• MATERIAL SUPPLIED:
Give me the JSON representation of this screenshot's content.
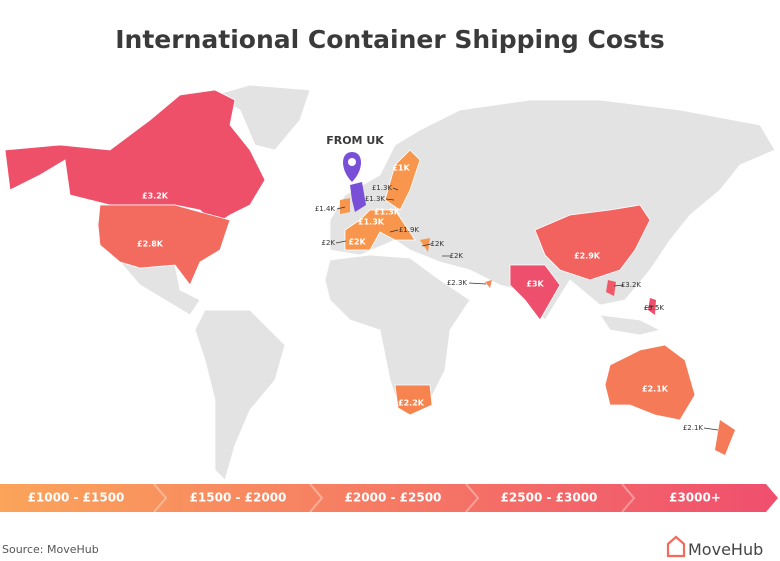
{
  "title": "International Container Shipping Costs",
  "origin_label": "FROM UK",
  "cost_labels": [
    "£3.2K",
    "£2.8K",
    "£1.4K",
    "£1.3K",
    "£1.3K",
    "£1K",
    "£1.3K",
    "£1.3K",
    "£2K",
    "£2K",
    "£1.9K",
    "£2K",
    "£2K",
    "£2.3K",
    "£3K",
    "£2.9K",
    "£3.2K",
    "£3.5K",
    "£2.2K",
    "£2.1K",
    "£2.1K"
  ],
  "legend": [
    "£1000 - £1500",
    "£1500 - £2000",
    "£2000 - £2500",
    "£2500 - £3000",
    "£3000+"
  ],
  "source": "Source: MoveHub",
  "brand": "MoveHub"
}
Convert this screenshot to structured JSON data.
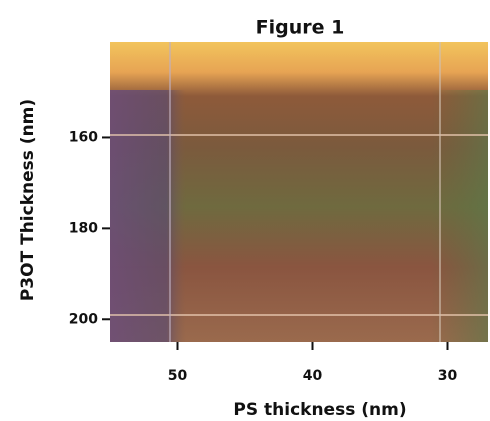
{
  "chart_data": {
    "type": "image",
    "title": "Figure 1",
    "xlabel": "PS thickness (nm)",
    "ylabel": "P3OT Thickness (nm)",
    "xlim": [
      55,
      27
    ],
    "xticks": [
      50,
      40,
      30
    ],
    "ylim": [
      139,
      205
    ],
    "yticks": [
      160,
      180,
      200
    ]
  }
}
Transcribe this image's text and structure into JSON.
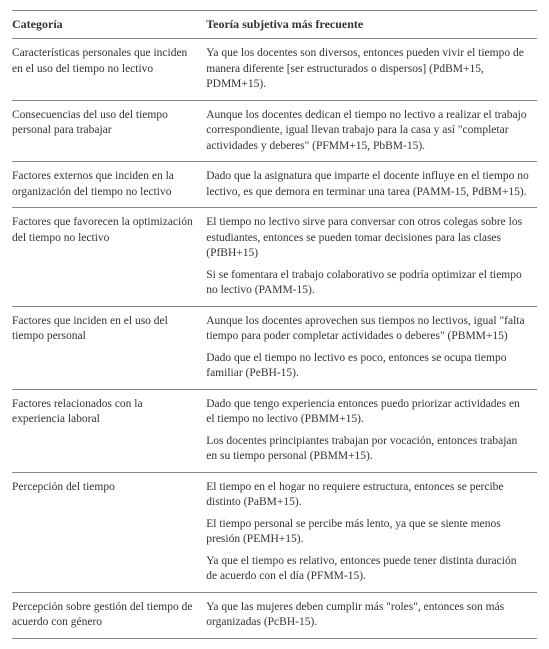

• DESCRIPTION OF THE TASK:
Return each line exactly as written. Any picture gets left out.

• TASK RESULT:
Give me the JSON representation of this screenshot's content.
{
  "title": "International Container Shipping Costs",
  "origin_label": "FROM UK",
  "cost_labels": [
    "£3.2K",
    "£2.8K",
    "£1.4K",
    "£1.3K",
    "£1.3K",
    "£1K",
    "£1.3K",
    "£1.3K",
    "£2K",
    "£2K",
    "£1.9K",
    "£2K",
    "£2K",
    "£2.3K",
    "£3K",
    "£2.9K",
    "£3.2K",
    "£3.5K",
    "£2.2K",
    "£2.1K",
    "£2.1K"
  ],
  "legend": [
    "£1000 - £1500",
    "£1500 - £2000",
    "£2000 - £2500",
    "£2500 - £3000",
    "£3000+"
  ],
  "source": "Source: MoveHub",
  "brand": "MoveHub"
}
Convert this screenshot to structured JSON data.
{
  "chart_data": {
    "type": "image",
    "title": "Figure 1",
    "xlabel": "PS thickness (nm)",
    "ylabel": "P3OT Thickness (nm)",
    "xlim": [
      55,
      27
    ],
    "xticks": [
      50,
      40,
      30
    ],
    "ylim": [
      139,
      205
    ],
    "yticks": [
      160,
      180,
      200
    ]
  }
}
Transcribe this image's text and structure into JSON.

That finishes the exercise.